# DESCRIPTION OF THE TASK
Here are some records; quote them exactly, leaving out the pictures.
-------- DATA PROVIDED --------
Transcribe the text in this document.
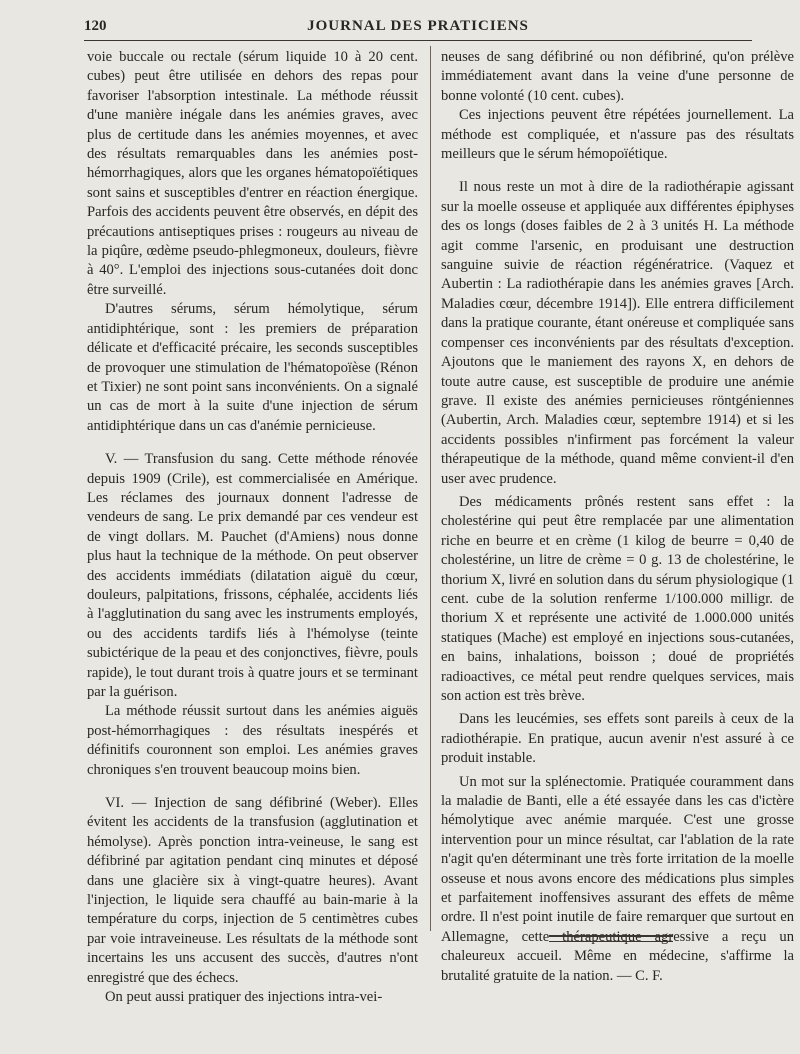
120	JOURNAL DES PRATICIENS

voie buccale ou rectale (sérum liquide 10 à 20 cent. cubes) peut être utilisée en dehors des repas pour favoriser l'absorption intestinale. La méthode réussit d'une manière inégale dans les anémies graves, avec plus de certitude dans les anémies moyennes, et avec des résultats remarquables dans les anémies post-hémorrhagiques, alors que les organes hématopoïétiques sont sains et susceptibles d'entrer en réaction énergique. Parfois des accidents peuvent être observés, en dépit des précautions antiseptiques prises : rougeurs au niveau de la piqûre, œdème pseudo-phlegmoneux, douleurs, fièvre à 40°. L'emploi des injections sous-cutanées doit donc être surveillé.

D'autres sérums, sérum hémolytique, sérum antidiphtérique, sont : les premiers de préparation délicate et d'efficacité précaire, les seconds susceptibles de provoquer une stimulation de l'hématopoïèse (Rénon et Tixier) ne sont point sans inconvénients. On a signalé un cas de mort à la suite d'une injection de sérum antidiphtérique dans un cas d'anémie pernicieuse.

V. — Transfusion du sang. Cette méthode rénovée depuis 1909 (Crile), est commercialisée en Amérique. Les réclames des journaux donnent l'adresse de vendeurs de sang. Le prix demandé par ces vendeur est de vingt dollars. M. Pauchet (d'Amiens) nous donne plus haut la technique de la méthode. On peut observer des accidents immédiats (dilatation aiguë du cœur, douleurs, palpitations, frissons, céphalée, accidents liés à l'agglutination du sang avec les instruments employés, ou des accidents tardifs liés à l'hémolyse (teinte subictérique de la peau et des conjonctives, fièvre, pouls rapide), le tout durant trois à quatre jours et se terminant par la guérison.

La méthode réussit surtout dans les anémies aiguës post-hémorrhagiques : des résultats inespérés et définitifs couronnent son emploi. Les anémies graves chroniques s'en trouvent beaucoup moins bien.

VI. — Injection de sang défibriné (Weber). Elles évitent les accidents de la transfusion (agglutination et hémolyse). Après ponction intra-veineuse, le sang est défibriné par agitation pendant cinq minutes et déposé dans une glacière six à vingt-quatre heures). Avant l'injection, le liquide sera chauffé au bain-marie à la température du corps, injection de 5 centimètres cubes par voie intraveineuse. Les résultats de la méthode sont incertains les uns accusent des succès, d'autres n'ont enregistré que des échecs.

On peut aussi pratiquer des injections intra-vei-

neuses de sang défibriné ou non défibriné, qu'on prélève immédiatement avant dans la veine d'une personne de bonne volonté (10 cent. cubes).

Ces injections peuvent être répétées journellement. La méthode est compliquée, et n'assure pas des résultats meilleurs que le sérum hémopoïétique.

Il nous reste un mot à dire de la radiothérapie agissant sur la moelle osseuse et appliquée aux différentes épiphyses des os longs (doses faibles de 2 à 3 unités H. La méthode agit comme l'arsenic, en produisant une destruction sanguine suivie de réaction régénératrice. (Vaquez et Aubertin : La radiothérapie dans les anémies graves [Arch. Maladies cœur, décembre 1914]). Elle entrera difficilement dans la pratique courante, étant onéreuse et compliquée sans compenser ces inconvénients par des résultats d'exception. Ajoutons que le maniement des rayons X, en dehors de toute autre cause, est susceptible de produire une anémie grave. Il existe des anémies pernicieuses röntgéniennes (Aubertin, Arch. Maladies cœur, septembre 1914) et si les accidents possibles n'infirment pas forcément la valeur thérapeutique de la méthode, quand même convient-il d'en user avec prudence.

Des médicaments prônés restent sans effet : la cholestérine qui peut être remplacée par une alimentation riche en beurre et en crème (1 kilog de beurre = 0,40 de cholestérine, un litre de crème = 0 g. 13 de cholestérine, le thorium X, livré en solution dans du sérum physiologique (1 cent. cube de la solution renferme 1/100.000 milligr. de thorium X et représente une activité de 1.000.000 unités statiques (Mache) est employé en injections sous-cutanées, en bains, inhalations, boisson ; doué de propriétés radioactives, ce métal peut rendre quelques services, mais son action est très brève.

Dans les leucémies, ses effets sont pareils à ceux de la radiothérapie. En pratique, aucun avenir n'est assuré à ce produit instable.

Un mot sur la splénectomie. Pratiquée couramment dans la maladie de Banti, elle a été essayée dans les cas d'ictère hémolytique avec anémie marquée. C'est une grosse intervention pour un mince résultat, car l'ablation de la rate n'agit qu'en déterminant une très forte irritation de la moelle osseuse et nous avons encore des médications plus simples et parfaitement inoffensives assurant des effets de même ordre. Il n'est point inutile de faire remarquer que surtout en Allemagne, cette thérapeutique agressive a reçu un chaleureux accueil. Même en médecine, s'affirme la brutalité gratuite de la nation. — C. F.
--------
# FINISHED EXERCISE
Transcribe the text in this document.
120	JOURNAL DES PRATICIENS

voie buccale ou rectale (sérum liquide 10 à 20 cent. cubes) peut être utilisée en dehors des repas pour favoriser l'absorption intestinale. La méthode réussit d'une manière inégale dans les anémies graves, avec plus de certitude dans les anémies moyennes, et avec des résultats remarquables dans les anémies post-hémorrhagiques, alors que les organes hématopoïétiques sont sains et susceptibles d'entrer en réaction énergique. Parfois des accidents peuvent être observés, en dépit des précautions antiseptiques prises : rougeurs au niveau de la piqûre, œdème pseudo-phlegmoneux, douleurs, fièvre à 40°. L'emploi des injections sous-cutanées doit donc être surveillé.

D'autres sérums, sérum hémolytique, sérum antidiphtérique, sont : les premiers de préparation délicate et d'efficacité précaire, les seconds susceptibles de provoquer une stimulation de l'hématopoïèse (Rénon et Tixier) ne sont point sans inconvénients. On a signalé un cas de mort à la suite d'une injection de sérum antidiphtérique dans un cas d'anémie pernicieuse.

V. — Transfusion du sang. Cette méthode rénovée depuis 1909 (Crile), est commercialisée en Amérique. Les réclames des journaux donnent l'adresse de vendeurs de sang. Le prix demandé par ces vendeur est de vingt dollars. M. Pauchet (d'Amiens) nous donne plus haut la technique de la méthode. On peut observer des accidents immédiats (dilatation aiguë du cœur, douleurs, palpitations, frissons, céphalée, accidents liés à l'agglutination du sang avec les instruments employés, ou des accidents tardifs liés à l'hémolyse (teinte subictérique de la peau et des conjonctives, fièvre, pouls rapide), le tout durant trois à quatre jours et se terminant par la guérison.

La méthode réussit surtout dans les anémies aiguës post-hémorrhagiques : des résultats inespérés et définitifs couronnent son emploi. Les anémies graves chroniques s'en trouvent beaucoup moins bien.

VI. — Injection de sang défibriné (Weber). Elles évitent les accidents de la transfusion (agglutination et hémolyse). Après ponction intra-veineuse, le sang est défibriné par agitation pendant cinq minutes et déposé dans une glacière six à vingt-quatre heures). Avant l'injection, le liquide sera chauffé au bain-marie à la température du corps, injection de 5 centimètres cubes par voie intraveineuse. Les résultats de la méthode sont incertains les uns accusent des succès, d'autres n'ont enregistré que des échecs.

On peut aussi pratiquer des injections intra-vei-

neuses de sang défibriné ou non défibriné, qu'on prélève immédiatement avant dans la veine d'une personne de bonne volonté (10 cent. cubes).

Ces injections peuvent être répétées journellement. La méthode est compliquée, et n'assure pas des résultats meilleurs que le sérum hémopoïétique.

Il nous reste un mot à dire de la radiothérapie agissant sur la moelle osseuse et appliquée aux différentes épiphyses des os longs (doses faibles de 2 à 3 unités H. La méthode agit comme l'arsenic, en produisant une destruction sanguine suivie de réaction régénératrice. (Vaquez et Aubertin : La radiothérapie dans les anémies graves [Arch. Maladies cœur, décembre 1914]). Elle entrera difficilement dans la pratique courante, étant onéreuse et compliquée sans compenser ces inconvénients par des résultats d'exception. Ajoutons que le maniement des rayons X, en dehors de toute autre cause, est susceptible de produire une anémie grave. Il existe des anémies pernicieuses röntgéniennes (Aubertin, Arch. Maladies cœur, septembre 1914) et si les accidents possibles n'infirment pas forcément la valeur thérapeutique de la méthode, quand même convient-il d'en user avec prudence.

Des médicaments prônés restent sans effet : la cholestérine qui peut être remplacée par une alimentation riche en beurre et en crème (1 kilog de beurre = 0,40 de cholestérine, un litre de crème = 0 g. 13 de cholestérine, le thorium X, livré en solution dans du sérum physiologique (1 cent. cube de la solution renferme 1/100.000 milligr. de thorium X et représente une activité de 1.000.000 unités statiques (Mache) est employé en injections sous-cutanées, en bains, inhalations, boisson ; doué de propriétés radioactives, ce métal peut rendre quelques services, mais son action est très brève.

Dans les leucémies, ses effets sont pareils à ceux de la radiothérapie. En pratique, aucun avenir n'est assuré à ce produit instable.

Un mot sur la splénectomie. Pratiquée couramment dans la maladie de Banti, elle a été essayée dans les cas d'ictère hémolytique avec anémie marquée. C'est une grosse intervention pour un mince résultat, car l'ablation de la rate n'agit qu'en déterminant une très forte irritation de la moelle osseuse et nous avons encore des médications plus simples et parfaitement inoffensives assurant des effets de même ordre. Il n'est point inutile de faire remarquer que surtout en Allemagne, cette thérapeutique agressive a reçu un chaleureux accueil. Même en médecine, s'affirme la brutalité gratuite de la nation. — C. F.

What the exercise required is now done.